## Directive
Copy word for word the part of the ZBNF syntax text starting with "The syntax prescript text" and going on through "inside a script.".

## Source document
An example is the syntax prescript to parse a #define NAME xxx...
in C or C++. In zbnfjax/zbnf/Cheader.zbnf there is the following part:
defineDefinition::=<$Nowhite-spaces> <$?@name> [ ( { <$?parameter/@name> ? , } ) ] <![ \t]*?> [ <#-?intvalue> | 0x<#x?hexvalue> | <""?stringvalue> |] <![ \t]*?> { <*|\n|\\|\r\n?value> ? \\[\r]\n }.
The problem is: The define may be wrapped at end of line using a \
, but the text at the next line have the same meaning like without \
end line-wrapping. The syntax-prescript parses first the <$?name>
as identifier. The optional following parameter names should be written without spaces. Than a white-spaces is admissible,
written in syntax using the Regular Expression <![ \t]*?>
. Than either an integer-value or String in some variants are accepted, it is a mainstream use case of define. After them
all other characters are captured until end of line or \
. It is stored as <...?value>
. An \
followed immediately by \n
optional with a \r
means, the next line is a next <...?value>
of this define. The using of the parser result may concatenate this <...?value>
to get the whole expression.
Topic:.ZBNF_syntaxDescription...
The syntax prescript text allows a line and comment, started with two ##
outside of a < ... >
and outside of a prescription with \#
. A single #
is a normal terminal symbol. If two ##
are necessary as terminal symbol, you should write \#\#
.
White spaces between the syntax prescripts inside the ZBNF-script are ignored. Also comments are ignored. That comments or white-spaces haven't any meaning in opposite to the meaning of white-spaces inside a script.
Topic:.ZBNF_syntaxDescription...
Generally, a comment is recognized like a white-space. But it is possible to test comment constructs at some positions, though on other positions there are skipped. There are some rules:
Without any other decision a text in /* ... */
and a text after // until end of line is a comment. But using the control variable $comment=<*|\.\.\.?startCommentString>\.\.\.<*\.?endCommentString>.
it is possible to set other characters instead. The default decision should be written as
$CommentString=/*...*/.
Another variant will be
$comment=(?...?).
With the control variable $endlineComment=<*.?$endlineComment>.
the start characters of a endline comment are determined. The default decision should be written as
$endlineComment=//.
Another variant will be
$endlineComment=#.
With the control variable
$setLineMode.
it is set, that a \n
and \r
are not recognized as white-space. It is a decision, if a input text is not a free format but line-oriented. white-spaces
in the line are recognized, but may be supressed using the <$Nowhite-spaces>
in the syntax prescript.
In generally it will be tested at first while parsing, whether the input text matches to the current terminal symbols. After
them comments are skipped. It means, if the start character of a comment are matching to the current terminal symbol, the
parse process recognizes it as parsed input, and the following text is parsed after them. for example comments are parsed
in the Cheader.zbnf with the sequence:[ /**<description>*/]
, where it is defined:
description::= <*{ * }|*/?!test_description>.
It means, all characters until */
. So a description started with /**
is processed as a parsing result.

## Entries provided
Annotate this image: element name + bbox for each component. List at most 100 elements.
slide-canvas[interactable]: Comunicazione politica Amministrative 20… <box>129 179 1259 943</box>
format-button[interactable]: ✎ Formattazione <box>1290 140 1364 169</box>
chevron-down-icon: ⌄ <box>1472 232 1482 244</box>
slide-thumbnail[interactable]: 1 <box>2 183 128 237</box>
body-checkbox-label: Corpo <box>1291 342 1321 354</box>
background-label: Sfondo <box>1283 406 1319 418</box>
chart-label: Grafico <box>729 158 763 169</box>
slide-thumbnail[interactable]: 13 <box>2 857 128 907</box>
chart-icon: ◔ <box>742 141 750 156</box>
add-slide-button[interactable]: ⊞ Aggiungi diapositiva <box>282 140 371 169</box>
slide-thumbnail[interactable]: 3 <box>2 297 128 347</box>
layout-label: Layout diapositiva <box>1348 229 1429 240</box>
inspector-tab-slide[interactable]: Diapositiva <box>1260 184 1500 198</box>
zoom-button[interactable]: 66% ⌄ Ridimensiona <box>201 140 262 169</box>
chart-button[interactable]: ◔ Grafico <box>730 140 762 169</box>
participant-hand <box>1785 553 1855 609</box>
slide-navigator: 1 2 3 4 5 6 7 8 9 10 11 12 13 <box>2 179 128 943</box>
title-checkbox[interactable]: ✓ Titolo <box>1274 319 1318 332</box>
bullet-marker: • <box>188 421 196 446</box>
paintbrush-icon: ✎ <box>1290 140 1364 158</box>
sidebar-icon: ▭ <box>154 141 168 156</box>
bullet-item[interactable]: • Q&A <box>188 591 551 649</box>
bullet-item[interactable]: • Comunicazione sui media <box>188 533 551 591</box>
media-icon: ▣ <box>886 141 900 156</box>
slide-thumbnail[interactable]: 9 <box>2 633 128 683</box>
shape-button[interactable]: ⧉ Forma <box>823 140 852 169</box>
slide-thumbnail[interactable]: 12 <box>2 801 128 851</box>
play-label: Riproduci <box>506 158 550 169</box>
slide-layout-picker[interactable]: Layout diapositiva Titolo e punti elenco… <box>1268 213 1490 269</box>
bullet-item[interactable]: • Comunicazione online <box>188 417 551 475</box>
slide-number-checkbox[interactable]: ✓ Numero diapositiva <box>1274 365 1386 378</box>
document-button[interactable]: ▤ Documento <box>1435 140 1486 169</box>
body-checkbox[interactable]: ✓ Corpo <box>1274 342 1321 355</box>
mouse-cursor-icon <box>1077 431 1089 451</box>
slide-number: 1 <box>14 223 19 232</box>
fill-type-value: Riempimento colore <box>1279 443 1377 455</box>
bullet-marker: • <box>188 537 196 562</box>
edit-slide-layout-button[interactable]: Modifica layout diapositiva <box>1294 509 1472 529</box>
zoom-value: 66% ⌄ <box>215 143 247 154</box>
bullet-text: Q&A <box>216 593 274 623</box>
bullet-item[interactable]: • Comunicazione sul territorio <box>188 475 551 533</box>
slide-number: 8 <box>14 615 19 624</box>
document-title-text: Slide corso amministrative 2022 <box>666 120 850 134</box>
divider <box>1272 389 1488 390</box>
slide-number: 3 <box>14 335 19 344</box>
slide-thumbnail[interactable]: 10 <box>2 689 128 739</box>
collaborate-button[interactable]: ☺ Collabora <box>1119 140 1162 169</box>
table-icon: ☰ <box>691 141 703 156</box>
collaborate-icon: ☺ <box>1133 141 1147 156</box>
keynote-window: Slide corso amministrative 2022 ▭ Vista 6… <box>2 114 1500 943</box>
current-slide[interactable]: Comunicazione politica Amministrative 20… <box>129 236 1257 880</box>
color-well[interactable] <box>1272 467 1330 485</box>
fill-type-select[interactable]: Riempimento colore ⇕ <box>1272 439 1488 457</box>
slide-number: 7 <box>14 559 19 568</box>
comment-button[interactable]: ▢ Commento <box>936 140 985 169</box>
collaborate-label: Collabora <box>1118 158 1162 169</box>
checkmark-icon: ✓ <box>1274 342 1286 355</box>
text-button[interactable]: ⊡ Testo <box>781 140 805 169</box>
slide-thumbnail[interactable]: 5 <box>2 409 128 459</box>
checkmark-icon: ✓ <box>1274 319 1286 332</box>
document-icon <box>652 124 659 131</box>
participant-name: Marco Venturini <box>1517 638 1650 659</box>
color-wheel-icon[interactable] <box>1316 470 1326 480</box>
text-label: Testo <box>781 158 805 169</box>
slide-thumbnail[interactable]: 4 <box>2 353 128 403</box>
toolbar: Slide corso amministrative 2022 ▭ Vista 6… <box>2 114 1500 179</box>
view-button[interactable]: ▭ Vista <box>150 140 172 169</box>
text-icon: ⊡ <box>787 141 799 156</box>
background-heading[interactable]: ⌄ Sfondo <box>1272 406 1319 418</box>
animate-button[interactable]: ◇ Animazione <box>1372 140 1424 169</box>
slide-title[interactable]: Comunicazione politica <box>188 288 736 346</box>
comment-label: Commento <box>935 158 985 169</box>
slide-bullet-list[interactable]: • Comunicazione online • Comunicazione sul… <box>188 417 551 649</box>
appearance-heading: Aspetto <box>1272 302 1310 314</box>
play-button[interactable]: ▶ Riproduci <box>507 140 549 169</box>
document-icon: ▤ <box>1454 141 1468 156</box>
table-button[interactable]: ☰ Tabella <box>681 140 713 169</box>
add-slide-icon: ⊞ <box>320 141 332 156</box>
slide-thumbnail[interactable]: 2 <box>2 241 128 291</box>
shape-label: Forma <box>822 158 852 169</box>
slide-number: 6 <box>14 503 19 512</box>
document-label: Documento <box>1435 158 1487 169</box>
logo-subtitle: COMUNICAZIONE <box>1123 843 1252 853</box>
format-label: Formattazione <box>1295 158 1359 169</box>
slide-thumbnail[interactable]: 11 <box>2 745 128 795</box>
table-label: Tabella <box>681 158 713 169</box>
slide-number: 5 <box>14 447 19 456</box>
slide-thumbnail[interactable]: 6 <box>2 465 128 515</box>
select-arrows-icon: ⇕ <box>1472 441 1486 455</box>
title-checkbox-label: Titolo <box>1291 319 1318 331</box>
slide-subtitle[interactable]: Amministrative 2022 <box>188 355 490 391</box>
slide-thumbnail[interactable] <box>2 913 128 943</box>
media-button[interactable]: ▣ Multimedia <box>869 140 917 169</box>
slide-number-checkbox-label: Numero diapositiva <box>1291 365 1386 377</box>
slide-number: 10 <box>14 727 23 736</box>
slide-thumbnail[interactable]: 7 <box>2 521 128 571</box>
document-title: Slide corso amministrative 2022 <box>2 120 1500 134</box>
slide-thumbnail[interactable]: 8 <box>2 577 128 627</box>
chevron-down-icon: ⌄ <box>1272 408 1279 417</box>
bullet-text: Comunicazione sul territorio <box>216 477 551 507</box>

## Response for this exercise
The syntax prescript text allows a line and comment, started with two ##
outside of a < ... >
and outside of a prescription with \#
. A single #
is a normal terminal symbol. If two ##
are necessary as terminal symbol, you should write \#\#
.
White spaces between the syntax prescripts inside the ZBNF-script are ignored. Also comments are ignored. That comments or white-spaces haven't any meaning in opposite to the meaning of white-spaces inside a script.